### STATED GOAL:
For the entries that follow, state how many lines include the word "screenshot", giving the number and nothing else.

### RECORDED INFORMATION:
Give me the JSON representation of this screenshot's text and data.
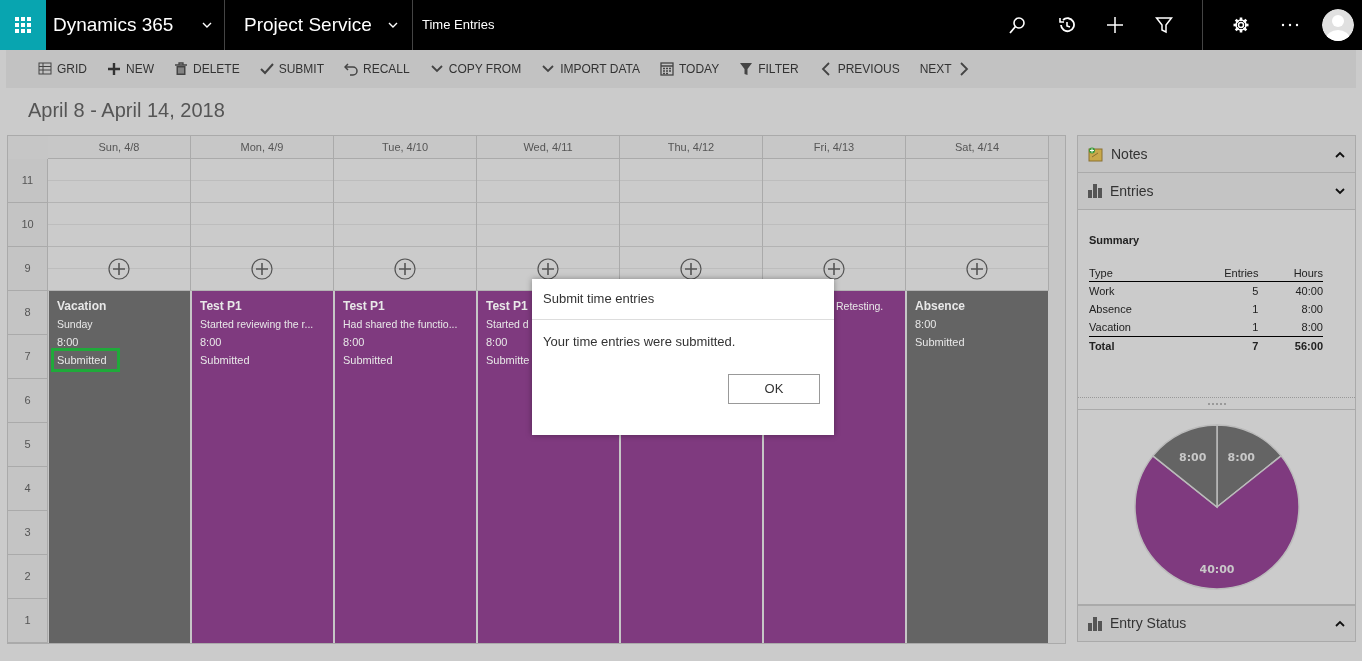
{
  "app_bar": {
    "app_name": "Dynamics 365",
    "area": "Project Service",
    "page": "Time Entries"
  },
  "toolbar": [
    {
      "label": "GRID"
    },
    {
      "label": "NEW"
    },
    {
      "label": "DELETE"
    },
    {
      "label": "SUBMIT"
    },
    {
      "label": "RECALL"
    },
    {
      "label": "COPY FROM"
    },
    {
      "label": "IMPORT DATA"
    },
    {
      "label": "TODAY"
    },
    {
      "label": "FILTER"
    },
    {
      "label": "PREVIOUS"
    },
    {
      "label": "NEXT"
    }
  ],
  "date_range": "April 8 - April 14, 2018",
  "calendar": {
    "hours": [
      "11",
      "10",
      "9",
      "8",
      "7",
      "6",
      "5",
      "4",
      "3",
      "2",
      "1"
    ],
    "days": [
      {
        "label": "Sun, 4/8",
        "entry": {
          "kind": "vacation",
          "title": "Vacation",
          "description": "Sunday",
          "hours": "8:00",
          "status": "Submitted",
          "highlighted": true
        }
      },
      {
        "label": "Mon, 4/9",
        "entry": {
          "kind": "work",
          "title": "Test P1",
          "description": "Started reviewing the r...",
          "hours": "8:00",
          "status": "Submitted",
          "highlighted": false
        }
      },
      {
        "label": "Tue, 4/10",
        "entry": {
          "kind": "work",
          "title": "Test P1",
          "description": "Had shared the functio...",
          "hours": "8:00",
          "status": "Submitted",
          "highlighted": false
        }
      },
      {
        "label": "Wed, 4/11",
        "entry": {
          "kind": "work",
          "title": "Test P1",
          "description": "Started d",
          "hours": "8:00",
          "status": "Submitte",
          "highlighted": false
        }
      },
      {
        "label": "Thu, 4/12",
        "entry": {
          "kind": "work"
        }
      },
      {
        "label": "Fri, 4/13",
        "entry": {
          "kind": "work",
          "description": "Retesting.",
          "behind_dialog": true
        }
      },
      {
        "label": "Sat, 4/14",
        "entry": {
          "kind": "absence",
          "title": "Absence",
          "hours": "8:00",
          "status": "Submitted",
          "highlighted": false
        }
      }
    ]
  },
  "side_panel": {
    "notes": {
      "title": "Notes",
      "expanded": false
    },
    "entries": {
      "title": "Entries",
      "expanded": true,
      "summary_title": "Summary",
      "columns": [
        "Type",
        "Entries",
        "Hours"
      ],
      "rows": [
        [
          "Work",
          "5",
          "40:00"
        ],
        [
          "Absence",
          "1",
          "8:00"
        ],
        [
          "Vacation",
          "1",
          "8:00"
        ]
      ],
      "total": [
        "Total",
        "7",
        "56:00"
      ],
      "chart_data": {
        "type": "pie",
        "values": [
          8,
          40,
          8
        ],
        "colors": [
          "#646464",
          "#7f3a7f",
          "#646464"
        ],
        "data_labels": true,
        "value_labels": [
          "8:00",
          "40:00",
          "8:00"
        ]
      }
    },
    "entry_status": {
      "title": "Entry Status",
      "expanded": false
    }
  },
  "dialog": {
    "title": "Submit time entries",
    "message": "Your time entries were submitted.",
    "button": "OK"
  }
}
--
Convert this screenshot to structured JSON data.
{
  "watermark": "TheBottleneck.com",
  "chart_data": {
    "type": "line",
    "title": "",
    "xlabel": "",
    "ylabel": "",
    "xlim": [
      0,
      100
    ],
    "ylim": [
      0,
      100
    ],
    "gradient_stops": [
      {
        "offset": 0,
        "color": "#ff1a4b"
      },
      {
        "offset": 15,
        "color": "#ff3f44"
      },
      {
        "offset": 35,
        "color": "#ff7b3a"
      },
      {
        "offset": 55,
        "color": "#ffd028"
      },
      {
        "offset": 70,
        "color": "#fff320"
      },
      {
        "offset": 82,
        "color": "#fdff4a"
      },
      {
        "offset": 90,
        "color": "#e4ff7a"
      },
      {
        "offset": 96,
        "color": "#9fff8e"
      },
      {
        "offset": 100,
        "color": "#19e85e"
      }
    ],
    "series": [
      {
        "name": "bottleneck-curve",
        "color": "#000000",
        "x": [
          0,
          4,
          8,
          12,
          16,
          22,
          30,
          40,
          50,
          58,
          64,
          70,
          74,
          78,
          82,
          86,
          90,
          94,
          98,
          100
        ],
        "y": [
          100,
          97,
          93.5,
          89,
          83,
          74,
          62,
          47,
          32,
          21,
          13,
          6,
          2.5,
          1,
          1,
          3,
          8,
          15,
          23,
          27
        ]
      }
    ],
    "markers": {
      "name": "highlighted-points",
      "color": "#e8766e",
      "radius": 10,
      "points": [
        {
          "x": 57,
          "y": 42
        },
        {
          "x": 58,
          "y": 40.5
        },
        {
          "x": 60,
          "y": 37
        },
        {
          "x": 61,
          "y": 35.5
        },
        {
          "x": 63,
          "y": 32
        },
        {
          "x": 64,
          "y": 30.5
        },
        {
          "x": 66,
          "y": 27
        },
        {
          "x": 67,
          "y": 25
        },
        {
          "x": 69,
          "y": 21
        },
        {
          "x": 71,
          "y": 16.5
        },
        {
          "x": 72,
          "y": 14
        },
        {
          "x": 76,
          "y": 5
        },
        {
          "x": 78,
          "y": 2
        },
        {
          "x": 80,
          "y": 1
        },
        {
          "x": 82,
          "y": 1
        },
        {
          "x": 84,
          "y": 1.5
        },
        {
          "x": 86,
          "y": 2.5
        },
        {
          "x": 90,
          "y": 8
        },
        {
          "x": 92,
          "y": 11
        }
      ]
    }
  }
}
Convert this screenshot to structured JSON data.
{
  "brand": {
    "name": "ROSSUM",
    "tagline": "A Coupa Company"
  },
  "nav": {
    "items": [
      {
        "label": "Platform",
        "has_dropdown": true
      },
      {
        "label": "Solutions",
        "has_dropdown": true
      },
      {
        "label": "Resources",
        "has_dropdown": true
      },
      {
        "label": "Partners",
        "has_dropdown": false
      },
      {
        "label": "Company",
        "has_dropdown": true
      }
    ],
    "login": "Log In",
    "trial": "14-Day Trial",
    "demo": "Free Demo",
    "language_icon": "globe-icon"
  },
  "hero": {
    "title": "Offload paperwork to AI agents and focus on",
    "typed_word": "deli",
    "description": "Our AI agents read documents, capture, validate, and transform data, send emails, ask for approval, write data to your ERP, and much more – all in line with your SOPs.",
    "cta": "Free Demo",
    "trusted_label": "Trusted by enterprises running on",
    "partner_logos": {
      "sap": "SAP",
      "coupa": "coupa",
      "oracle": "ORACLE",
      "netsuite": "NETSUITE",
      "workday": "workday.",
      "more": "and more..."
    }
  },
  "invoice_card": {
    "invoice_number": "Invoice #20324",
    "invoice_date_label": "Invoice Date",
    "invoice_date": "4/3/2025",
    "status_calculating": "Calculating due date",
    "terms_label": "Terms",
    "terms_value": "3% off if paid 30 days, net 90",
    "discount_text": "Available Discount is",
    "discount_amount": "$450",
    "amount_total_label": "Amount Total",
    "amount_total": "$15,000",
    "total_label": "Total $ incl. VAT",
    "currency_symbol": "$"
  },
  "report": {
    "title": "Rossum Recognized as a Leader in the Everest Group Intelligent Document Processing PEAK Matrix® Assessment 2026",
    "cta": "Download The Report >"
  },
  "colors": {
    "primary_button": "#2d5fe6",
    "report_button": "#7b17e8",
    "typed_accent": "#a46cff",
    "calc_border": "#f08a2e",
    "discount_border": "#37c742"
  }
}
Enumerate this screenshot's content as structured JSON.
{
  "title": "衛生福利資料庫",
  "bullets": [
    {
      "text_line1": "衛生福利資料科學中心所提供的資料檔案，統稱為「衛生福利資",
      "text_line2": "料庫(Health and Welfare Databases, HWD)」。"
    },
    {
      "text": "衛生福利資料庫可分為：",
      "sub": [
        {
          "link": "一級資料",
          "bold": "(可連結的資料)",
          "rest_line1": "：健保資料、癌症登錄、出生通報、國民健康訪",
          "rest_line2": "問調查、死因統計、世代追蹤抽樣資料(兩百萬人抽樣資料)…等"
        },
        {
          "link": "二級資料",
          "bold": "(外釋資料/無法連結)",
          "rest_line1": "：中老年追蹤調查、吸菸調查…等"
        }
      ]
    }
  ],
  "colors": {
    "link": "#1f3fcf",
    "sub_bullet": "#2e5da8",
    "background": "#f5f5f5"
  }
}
---
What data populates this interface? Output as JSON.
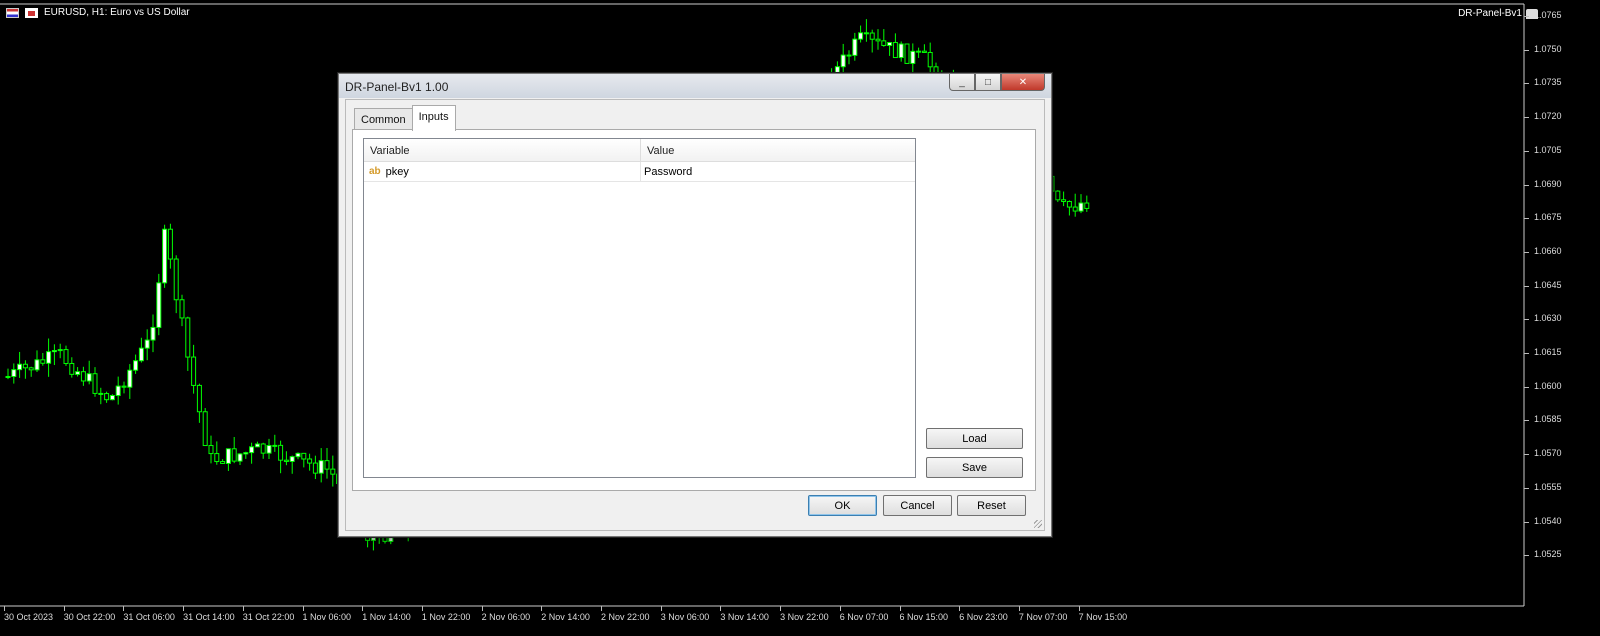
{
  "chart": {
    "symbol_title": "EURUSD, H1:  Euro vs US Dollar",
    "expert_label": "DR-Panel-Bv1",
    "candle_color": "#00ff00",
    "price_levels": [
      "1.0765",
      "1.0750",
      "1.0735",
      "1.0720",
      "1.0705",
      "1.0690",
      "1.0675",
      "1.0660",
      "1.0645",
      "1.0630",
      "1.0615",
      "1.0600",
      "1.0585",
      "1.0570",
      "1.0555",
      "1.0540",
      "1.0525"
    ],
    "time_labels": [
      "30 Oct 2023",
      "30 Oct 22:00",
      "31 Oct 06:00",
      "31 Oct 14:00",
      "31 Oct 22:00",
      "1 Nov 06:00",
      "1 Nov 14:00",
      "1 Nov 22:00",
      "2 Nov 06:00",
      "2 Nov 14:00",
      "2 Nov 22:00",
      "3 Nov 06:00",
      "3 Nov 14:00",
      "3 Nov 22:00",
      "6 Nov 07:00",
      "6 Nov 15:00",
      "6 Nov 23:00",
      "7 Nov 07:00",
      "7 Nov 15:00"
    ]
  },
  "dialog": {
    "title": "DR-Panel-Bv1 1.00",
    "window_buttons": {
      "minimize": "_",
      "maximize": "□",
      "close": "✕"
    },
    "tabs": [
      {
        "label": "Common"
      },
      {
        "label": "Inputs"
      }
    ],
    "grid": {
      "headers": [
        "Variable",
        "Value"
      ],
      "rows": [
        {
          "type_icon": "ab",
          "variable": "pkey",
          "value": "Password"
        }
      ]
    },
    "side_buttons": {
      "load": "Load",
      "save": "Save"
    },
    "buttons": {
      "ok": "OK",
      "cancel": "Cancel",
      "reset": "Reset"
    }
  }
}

### TASK SOLUTION:
4